What is expected> List all lines of the data that include the string "skin".

Recorded data
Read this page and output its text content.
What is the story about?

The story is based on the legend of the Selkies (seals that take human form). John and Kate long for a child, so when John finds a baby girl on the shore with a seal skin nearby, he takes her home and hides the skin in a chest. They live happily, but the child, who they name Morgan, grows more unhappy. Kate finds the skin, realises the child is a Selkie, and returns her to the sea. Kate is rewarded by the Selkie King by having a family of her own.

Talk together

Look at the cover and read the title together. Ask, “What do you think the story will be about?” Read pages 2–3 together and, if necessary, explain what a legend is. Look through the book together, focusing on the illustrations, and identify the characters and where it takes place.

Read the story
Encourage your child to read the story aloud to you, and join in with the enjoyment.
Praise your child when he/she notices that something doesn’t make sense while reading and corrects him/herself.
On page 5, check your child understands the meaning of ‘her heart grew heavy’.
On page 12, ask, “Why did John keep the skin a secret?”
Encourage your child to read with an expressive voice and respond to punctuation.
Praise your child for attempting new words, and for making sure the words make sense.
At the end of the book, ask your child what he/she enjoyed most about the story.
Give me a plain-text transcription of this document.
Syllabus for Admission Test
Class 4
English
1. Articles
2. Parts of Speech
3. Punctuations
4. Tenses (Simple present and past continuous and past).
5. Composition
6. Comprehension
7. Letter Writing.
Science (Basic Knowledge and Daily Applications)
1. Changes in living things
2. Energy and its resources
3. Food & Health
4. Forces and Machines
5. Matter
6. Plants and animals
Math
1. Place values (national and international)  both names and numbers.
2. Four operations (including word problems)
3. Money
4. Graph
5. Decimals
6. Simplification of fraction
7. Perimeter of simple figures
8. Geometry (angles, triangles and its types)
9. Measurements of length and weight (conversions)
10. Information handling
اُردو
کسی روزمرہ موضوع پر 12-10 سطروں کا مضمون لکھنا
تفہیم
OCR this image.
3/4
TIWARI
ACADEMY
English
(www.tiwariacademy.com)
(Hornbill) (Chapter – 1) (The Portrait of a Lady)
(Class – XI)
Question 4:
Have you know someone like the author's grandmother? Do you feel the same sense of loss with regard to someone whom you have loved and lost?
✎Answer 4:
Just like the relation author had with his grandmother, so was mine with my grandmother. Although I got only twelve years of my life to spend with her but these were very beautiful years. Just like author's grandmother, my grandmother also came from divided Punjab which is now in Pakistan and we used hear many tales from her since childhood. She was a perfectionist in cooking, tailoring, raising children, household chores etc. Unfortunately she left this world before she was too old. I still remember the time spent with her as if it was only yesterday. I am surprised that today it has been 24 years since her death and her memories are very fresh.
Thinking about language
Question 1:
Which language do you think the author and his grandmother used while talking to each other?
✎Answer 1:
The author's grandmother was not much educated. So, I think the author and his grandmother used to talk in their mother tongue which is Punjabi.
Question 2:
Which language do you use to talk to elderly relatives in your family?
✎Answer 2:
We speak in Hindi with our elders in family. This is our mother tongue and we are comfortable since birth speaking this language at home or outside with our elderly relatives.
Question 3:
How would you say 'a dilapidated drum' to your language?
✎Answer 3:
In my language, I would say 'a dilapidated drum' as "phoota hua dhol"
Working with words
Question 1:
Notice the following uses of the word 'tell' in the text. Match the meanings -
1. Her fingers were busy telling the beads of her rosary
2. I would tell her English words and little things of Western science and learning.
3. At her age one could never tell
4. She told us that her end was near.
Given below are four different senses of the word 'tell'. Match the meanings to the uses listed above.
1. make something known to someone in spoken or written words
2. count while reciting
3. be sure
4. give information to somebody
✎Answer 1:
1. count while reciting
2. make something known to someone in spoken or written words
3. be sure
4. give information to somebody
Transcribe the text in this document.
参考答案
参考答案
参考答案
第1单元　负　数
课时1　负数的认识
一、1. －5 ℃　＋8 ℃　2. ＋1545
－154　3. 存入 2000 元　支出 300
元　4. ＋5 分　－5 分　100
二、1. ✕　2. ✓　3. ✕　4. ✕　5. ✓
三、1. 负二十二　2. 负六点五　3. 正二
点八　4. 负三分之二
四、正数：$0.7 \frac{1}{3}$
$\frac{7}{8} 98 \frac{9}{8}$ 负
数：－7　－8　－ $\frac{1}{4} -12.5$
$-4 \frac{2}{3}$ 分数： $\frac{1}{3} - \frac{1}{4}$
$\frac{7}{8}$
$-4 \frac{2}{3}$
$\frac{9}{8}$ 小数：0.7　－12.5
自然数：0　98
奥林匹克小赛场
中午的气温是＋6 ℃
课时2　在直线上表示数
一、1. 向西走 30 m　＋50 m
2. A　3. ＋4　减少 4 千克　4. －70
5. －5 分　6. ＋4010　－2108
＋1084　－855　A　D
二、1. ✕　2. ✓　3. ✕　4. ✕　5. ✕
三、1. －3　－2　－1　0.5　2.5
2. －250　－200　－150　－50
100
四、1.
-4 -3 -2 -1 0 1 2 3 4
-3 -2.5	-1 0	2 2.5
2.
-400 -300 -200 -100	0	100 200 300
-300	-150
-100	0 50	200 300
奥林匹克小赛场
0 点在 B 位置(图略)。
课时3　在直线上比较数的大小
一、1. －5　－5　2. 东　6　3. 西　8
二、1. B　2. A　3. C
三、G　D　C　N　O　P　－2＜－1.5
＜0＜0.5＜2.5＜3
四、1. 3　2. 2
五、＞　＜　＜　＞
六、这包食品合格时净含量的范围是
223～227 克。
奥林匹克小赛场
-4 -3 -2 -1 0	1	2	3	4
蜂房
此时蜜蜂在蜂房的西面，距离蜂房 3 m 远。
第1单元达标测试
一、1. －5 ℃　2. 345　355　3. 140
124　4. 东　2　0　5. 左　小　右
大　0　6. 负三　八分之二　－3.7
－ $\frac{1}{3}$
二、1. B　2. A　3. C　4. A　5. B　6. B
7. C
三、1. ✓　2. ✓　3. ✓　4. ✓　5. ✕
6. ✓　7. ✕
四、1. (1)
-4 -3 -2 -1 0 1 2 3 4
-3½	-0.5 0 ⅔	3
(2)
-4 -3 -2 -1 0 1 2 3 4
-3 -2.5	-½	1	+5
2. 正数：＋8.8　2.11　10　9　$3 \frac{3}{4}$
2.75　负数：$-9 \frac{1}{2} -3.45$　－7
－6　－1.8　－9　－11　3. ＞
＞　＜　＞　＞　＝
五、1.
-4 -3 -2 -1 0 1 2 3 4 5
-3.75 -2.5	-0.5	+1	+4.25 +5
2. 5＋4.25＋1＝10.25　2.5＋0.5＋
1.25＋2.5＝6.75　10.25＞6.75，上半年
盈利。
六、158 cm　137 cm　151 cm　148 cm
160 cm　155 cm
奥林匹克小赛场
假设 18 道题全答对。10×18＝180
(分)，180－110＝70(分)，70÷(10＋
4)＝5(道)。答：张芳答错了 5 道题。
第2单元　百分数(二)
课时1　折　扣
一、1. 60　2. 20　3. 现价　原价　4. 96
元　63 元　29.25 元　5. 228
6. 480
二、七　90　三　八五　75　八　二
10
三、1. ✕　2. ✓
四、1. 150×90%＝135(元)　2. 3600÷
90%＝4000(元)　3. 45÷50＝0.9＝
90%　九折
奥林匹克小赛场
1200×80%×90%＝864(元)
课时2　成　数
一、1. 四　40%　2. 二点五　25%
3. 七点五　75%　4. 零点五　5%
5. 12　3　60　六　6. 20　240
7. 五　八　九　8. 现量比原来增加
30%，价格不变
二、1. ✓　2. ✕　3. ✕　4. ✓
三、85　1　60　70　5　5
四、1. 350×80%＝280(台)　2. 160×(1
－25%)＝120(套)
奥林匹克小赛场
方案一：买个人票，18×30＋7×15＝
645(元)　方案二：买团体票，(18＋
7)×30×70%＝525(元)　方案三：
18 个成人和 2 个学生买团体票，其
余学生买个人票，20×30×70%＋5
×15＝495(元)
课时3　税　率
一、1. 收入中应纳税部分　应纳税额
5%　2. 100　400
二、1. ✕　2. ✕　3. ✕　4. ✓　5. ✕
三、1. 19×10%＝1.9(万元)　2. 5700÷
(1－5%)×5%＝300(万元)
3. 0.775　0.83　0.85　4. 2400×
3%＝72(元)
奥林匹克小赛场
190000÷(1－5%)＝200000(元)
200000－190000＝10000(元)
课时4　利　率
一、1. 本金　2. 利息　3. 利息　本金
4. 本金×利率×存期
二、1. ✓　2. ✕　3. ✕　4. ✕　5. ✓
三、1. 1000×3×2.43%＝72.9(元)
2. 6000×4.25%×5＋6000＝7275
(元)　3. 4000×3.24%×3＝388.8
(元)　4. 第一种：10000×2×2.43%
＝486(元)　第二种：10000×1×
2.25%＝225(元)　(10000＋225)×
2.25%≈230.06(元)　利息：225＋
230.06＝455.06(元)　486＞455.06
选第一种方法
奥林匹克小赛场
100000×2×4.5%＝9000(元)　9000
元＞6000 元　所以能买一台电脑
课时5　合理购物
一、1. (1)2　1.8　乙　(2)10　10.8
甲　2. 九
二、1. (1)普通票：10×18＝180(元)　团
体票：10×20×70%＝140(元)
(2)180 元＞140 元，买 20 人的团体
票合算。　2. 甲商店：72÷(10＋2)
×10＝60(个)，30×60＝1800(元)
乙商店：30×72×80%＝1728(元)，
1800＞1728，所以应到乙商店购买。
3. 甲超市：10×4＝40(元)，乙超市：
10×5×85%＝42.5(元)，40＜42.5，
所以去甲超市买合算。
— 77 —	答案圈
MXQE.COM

Expected output>
The story is based on the legend of the Selkies (seals that take human form). John and Kate long for a child, so when John finds a baby girl on the shore with a seal skin nearby, he takes her home and hides the skin in a chest. They live happily, but the child, who they name Morgan, grows more unhappy. Kate finds the skin, realises the child is a Selkie, and returns her to the sea. Kate is rewarded by the Selkie King by having a family of her own.
On page 12, ask, “Why did John keep the skin a secret?”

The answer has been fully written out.